» Challenge
In the material below, find every line with "Rentenfonds" and pull it out.

-- start --

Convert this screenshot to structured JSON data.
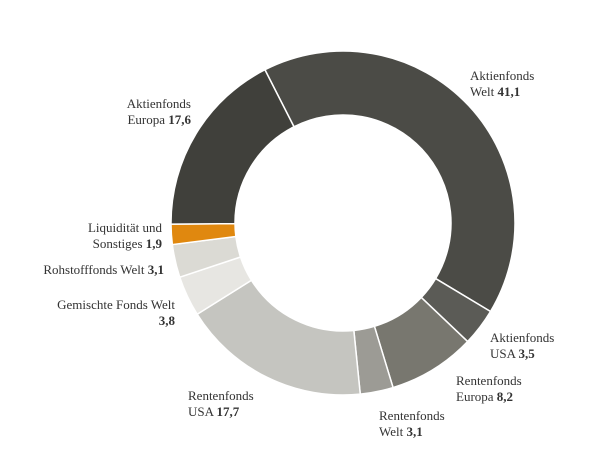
{
  "chart_data": {
    "type": "donut",
    "categories": [
      "Aktienfonds Welt",
      "Aktienfonds USA",
      "Rentenfonds Europa",
      "Rentenfonds Welt",
      "Rentenfonds USA",
      "Gemischte Fonds Welt",
      "Rohstofffonds Welt",
      "Liquidität und Sonstiges",
      "Aktienfonds Europa"
    ],
    "values": [
      41.1,
      3.5,
      8.2,
      3.1,
      17.7,
      3.8,
      3.1,
      1.9,
      17.6
    ],
    "value_labels": [
      "41,1",
      "3,5",
      "8,2",
      "3,1",
      "17,7",
      "3,8",
      "3,1",
      "1,9",
      "17,6"
    ],
    "colors": [
      "#4b4b46",
      "#5b5b56",
      "#78776f",
      "#9c9b95",
      "#c5c5c0",
      "#e7e6e2",
      "#dbdad4",
      "#e0880f",
      "#40403b"
    ]
  }
}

-- end --

» Answer to the problem
      "Rentenfonds Europa",
      "Rentenfonds Welt",
      "Rentenfonds USA",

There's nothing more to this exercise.